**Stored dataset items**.
****************************************
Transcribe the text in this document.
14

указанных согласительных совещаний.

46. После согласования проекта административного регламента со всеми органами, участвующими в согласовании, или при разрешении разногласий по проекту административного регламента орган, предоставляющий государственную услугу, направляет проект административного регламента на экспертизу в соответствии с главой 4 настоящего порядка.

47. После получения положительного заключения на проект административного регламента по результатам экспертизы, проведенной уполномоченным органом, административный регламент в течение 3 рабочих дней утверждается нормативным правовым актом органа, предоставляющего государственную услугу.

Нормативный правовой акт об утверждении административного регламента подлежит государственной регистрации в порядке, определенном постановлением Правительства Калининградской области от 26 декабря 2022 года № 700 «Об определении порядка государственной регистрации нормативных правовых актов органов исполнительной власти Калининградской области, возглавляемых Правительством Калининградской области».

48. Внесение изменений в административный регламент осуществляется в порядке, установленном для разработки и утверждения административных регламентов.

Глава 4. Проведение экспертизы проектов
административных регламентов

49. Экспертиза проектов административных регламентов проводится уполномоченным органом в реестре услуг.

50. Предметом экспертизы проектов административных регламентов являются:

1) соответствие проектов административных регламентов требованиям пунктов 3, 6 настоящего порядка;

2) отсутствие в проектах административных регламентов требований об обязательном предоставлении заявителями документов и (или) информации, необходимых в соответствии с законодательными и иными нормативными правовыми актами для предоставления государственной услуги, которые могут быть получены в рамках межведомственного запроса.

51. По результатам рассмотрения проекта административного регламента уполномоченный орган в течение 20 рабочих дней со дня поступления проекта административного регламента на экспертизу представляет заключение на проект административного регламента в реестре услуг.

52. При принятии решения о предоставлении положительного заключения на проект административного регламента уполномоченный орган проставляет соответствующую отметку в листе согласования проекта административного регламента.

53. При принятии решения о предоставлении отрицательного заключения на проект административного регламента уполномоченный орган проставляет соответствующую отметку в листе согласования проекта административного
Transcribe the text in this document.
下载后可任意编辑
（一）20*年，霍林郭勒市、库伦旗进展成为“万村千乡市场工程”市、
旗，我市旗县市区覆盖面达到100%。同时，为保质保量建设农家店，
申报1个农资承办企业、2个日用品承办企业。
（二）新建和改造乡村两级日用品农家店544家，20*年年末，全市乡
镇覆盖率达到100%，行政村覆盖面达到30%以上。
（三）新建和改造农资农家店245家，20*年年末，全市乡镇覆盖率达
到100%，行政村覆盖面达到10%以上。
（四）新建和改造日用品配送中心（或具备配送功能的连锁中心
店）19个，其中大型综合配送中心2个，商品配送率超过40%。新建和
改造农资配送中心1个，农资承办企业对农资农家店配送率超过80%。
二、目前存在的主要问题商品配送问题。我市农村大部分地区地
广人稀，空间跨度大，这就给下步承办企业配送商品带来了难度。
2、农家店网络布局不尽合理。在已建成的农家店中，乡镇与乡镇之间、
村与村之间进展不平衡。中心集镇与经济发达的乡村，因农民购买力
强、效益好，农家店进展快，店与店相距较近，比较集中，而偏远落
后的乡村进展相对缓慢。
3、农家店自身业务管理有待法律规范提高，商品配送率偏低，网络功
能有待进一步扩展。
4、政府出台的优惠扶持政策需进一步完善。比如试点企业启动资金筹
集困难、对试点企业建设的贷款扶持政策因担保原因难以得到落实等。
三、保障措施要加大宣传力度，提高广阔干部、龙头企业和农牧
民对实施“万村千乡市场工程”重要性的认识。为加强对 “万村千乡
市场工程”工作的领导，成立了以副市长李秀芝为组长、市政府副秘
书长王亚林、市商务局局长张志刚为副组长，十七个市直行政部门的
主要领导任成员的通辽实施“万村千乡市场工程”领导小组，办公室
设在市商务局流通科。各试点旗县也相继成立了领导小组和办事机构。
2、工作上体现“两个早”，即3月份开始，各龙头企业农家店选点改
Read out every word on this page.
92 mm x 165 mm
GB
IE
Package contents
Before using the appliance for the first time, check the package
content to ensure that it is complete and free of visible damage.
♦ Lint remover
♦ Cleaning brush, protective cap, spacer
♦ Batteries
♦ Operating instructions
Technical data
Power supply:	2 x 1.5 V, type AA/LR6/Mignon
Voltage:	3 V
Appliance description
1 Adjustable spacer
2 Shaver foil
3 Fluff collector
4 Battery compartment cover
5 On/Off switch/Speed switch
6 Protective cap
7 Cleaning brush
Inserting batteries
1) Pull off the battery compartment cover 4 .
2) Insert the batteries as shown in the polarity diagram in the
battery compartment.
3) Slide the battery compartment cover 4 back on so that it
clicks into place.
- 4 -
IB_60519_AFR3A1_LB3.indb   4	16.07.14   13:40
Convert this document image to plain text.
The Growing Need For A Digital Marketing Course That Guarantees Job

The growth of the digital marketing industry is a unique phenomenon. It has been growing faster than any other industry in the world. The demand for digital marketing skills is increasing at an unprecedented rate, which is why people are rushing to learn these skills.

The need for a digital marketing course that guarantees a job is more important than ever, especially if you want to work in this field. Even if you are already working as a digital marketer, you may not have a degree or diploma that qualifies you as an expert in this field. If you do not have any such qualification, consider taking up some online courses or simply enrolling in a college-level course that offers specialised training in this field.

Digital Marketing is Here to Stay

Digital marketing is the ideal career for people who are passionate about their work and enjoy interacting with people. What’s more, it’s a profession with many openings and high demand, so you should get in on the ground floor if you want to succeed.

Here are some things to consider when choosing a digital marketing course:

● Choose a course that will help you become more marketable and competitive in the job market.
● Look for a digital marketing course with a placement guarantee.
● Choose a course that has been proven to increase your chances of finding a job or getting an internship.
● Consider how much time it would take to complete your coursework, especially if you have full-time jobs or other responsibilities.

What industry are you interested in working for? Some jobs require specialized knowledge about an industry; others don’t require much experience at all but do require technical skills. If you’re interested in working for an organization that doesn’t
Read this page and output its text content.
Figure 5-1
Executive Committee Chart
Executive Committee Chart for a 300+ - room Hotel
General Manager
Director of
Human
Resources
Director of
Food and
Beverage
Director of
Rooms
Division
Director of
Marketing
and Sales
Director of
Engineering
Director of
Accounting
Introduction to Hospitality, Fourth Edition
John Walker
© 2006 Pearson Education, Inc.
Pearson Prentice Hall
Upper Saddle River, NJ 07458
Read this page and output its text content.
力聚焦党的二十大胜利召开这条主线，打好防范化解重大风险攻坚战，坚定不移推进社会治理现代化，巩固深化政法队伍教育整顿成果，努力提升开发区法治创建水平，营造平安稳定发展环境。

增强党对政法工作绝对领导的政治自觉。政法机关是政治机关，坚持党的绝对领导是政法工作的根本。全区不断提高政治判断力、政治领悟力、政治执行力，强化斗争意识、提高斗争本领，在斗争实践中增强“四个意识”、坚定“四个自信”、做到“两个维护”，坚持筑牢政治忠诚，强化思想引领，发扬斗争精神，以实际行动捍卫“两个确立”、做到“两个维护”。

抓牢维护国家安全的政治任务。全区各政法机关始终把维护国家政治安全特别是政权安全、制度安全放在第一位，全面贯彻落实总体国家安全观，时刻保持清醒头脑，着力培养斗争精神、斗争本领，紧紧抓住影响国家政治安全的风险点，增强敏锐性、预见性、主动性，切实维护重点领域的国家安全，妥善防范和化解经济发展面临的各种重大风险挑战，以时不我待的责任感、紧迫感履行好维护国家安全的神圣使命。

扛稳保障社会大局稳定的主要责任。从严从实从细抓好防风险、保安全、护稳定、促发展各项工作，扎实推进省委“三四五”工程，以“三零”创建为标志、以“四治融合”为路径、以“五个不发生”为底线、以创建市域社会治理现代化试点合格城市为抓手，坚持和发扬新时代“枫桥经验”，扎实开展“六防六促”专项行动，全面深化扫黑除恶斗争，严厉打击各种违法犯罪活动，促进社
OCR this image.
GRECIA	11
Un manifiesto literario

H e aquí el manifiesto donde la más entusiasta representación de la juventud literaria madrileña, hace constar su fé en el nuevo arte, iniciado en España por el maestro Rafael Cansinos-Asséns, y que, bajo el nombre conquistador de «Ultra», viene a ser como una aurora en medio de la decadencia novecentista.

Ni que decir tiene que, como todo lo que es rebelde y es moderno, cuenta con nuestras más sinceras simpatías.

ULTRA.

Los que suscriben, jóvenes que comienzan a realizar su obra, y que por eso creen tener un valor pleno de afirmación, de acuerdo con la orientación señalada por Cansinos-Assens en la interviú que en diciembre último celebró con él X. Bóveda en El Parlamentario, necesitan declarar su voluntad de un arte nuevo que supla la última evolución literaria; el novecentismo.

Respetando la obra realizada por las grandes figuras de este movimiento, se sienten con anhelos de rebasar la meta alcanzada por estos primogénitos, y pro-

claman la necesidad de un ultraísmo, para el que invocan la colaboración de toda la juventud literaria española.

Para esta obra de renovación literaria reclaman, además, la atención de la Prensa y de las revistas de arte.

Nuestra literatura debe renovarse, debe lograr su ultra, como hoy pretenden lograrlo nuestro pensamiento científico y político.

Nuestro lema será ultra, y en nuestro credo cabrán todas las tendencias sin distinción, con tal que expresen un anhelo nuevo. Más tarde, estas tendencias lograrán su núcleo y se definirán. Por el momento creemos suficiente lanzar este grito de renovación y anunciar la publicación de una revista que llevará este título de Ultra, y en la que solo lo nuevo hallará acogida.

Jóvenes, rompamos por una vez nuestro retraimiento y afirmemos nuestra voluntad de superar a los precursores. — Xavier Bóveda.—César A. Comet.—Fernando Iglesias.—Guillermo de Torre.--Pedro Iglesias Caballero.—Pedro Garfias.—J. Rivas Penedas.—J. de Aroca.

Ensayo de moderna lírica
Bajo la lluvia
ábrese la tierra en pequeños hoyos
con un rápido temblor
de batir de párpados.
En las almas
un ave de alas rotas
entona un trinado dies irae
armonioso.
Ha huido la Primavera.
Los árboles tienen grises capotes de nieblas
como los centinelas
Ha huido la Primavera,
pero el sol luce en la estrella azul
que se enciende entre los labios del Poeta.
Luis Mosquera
****************************************
**WRITTEN EXERCISE**. Using the listing, copy every line where the word "порядке" shows up.

**PROBLEM SOLUTION**.
Нормативный правовой акт об утверждении административного регламента подлежит государственной регистрации в порядке, определенном постановлением Правительства Калининградской области от 26 декабря 2022 года № 700 «Об определении порядка государственной регистрации нормативных правовых актов органов исполнительной власти Калининградской области, возглавляемых Правительством Калининградской области».
48. Внесение изменений в административный регламент осуществляется в порядке, установленном для разработки и утверждения административных регламентов.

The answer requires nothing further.